*What you have to do*.
Transcribe everything in the data word for word. Pictures are left out.

*Data rows*.
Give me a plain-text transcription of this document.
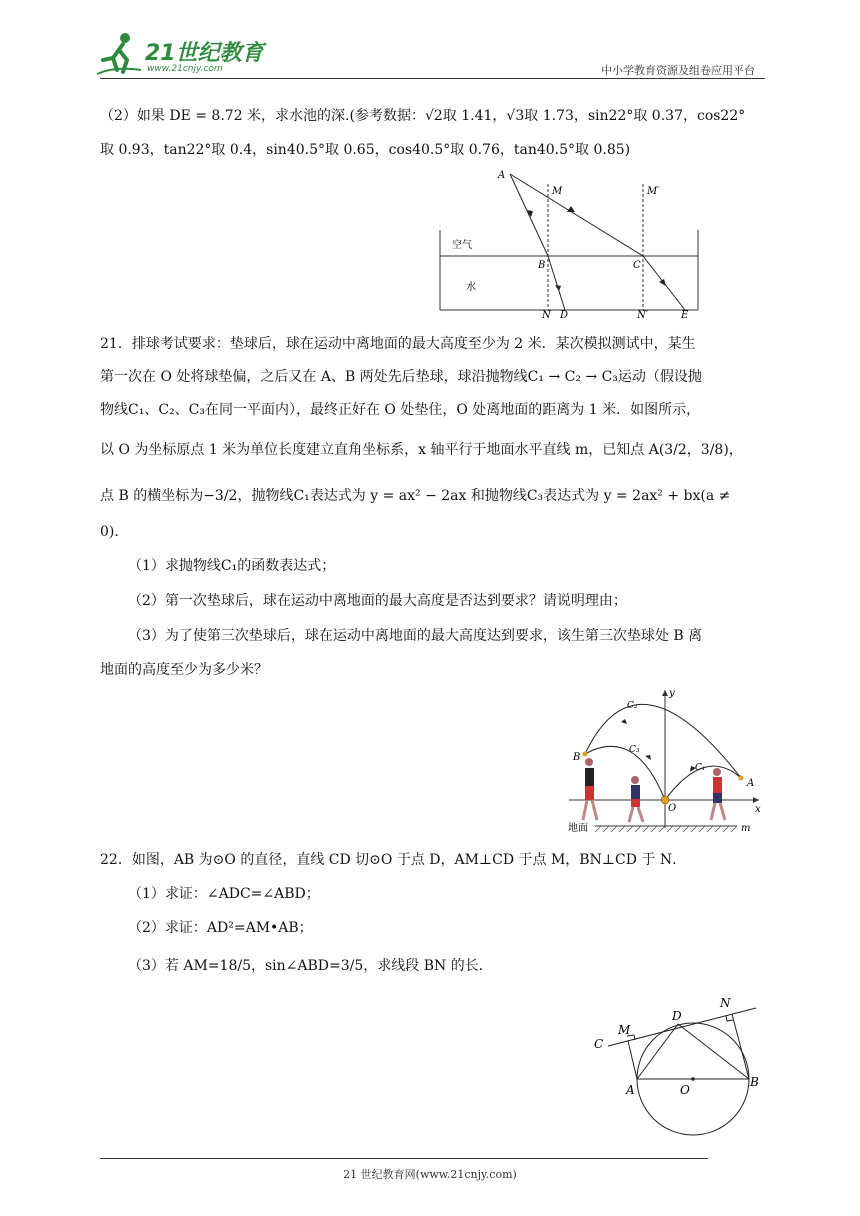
21世纪教育
www.21cnjy.com	中小学教育资源及组卷应用平台
（2）如果 DE = 8.72 米，求水池的深.(参考数据：√2取 1.41，√3取 1.73，sin22°取 0.37，cos22°
取 0.93，tan22°取 0.4，sin40.5°取 0.65，cos40.5°取 0.76，tan40.5°取 0.85)
A
M	M′
空气
水
B	C
N D	N′	E
21．排球考试要求：垫球后，球在运动中离地面的最大高度至少为 2 米．某次模拟测试中，某生
第一次在 O 处将球垫偏，之后又在 A、B 两处先后垫球，球沿抛物线C₁ → C₂ → C₃运动（假设抛
物线C₁、C₂、C₃在同一平面内），最终正好在 O 处垫住，O 处离地面的距离为 1 米．如图所示，
以 O 为坐标原点 1 米为单位长度建立直角坐标系，x 轴平行于地面水平直线 m，已知点 A(3/2，3/8)，
点 B 的横坐标为−3/2，抛物线C₁表达式为 y = ax² − 2ax 和抛物线C₃表达式为 y = 2ax² + bx(a ≠
0)．
（1）求抛物线C₁的函数表达式；
（2）第一次垫球后，球在运动中离地面的最大高度是否达到要求？请说明理由；
（3）为了使第三次垫球后，球在运动中离地面的最大高度达到要求，该生第三次垫球处 B 离
地面的高度至少为多少米？
y
x
C₂
C₃
C₁
B
A
O
地面	m
22．如图，AB 为⊙O 的直径，直线 CD 切⊙O 于点 D，AM⊥CD 于点 M，BN⊥CD 于 N．
（1）求证：∠ADC=∠ABD；
（2）求证：AD²=AM•AB；
（3）若 AM=18/5，sin∠ABD=3/5，求线段 BN 的长．
C
M
D
N
A	O
B
21 世纪教育网(www.21cnjy.com)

*Full answer*.
Give me a plain-text transcription of this document.
21世纪教育
www.21cnjy.com	中小学教育资源及组卷应用平台
（2）如果 DE = 8.72 米，求水池的深.(参考数据：√2取 1.41，√3取 1.73，sin22°取 0.37，cos22°
取 0.93，tan22°取 0.4，sin40.5°取 0.65，cos40.5°取 0.76，tan40.5°取 0.85)
A
M	M′
空气
水
B	C
N D	N′	E
21．排球考试要求：垫球后，球在运动中离地面的最大高度至少为 2 米．某次模拟测试中，某生
第一次在 O 处将球垫偏，之后又在 A、B 两处先后垫球，球沿抛物线C₁ → C₂ → C₃运动（假设抛
物线C₁、C₂、C₃在同一平面内），最终正好在 O 处垫住，O 处离地面的距离为 1 米．如图所示，
以 O 为坐标原点 1 米为单位长度建立直角坐标系，x 轴平行于地面水平直线 m，已知点 A(3/2，3/8)，
点 B 的横坐标为−3/2，抛物线C₁表达式为 y = ax² − 2ax 和抛物线C₃表达式为 y = 2ax² + bx(a ≠
0)．
（1）求抛物线C₁的函数表达式；
（2）第一次垫球后，球在运动中离地面的最大高度是否达到要求？请说明理由；
（3）为了使第三次垫球后，球在运动中离地面的最大高度达到要求，该生第三次垫球处 B 离
地面的高度至少为多少米？
y
x
C₂
C₃
C₁
B
A
O
地面	m
22．如图，AB 为⊙O 的直径，直线 CD 切⊙O 于点 D，AM⊥CD 于点 M，BN⊥CD 于 N．
（1）求证：∠ADC=∠ABD；
（2）求证：AD²=AM•AB；
（3）若 AM=18/5，sin∠ABD=3/5，求线段 BN 的长．
C
M
D
N
A	O
B
21 世纪教育网(www.21cnjy.com)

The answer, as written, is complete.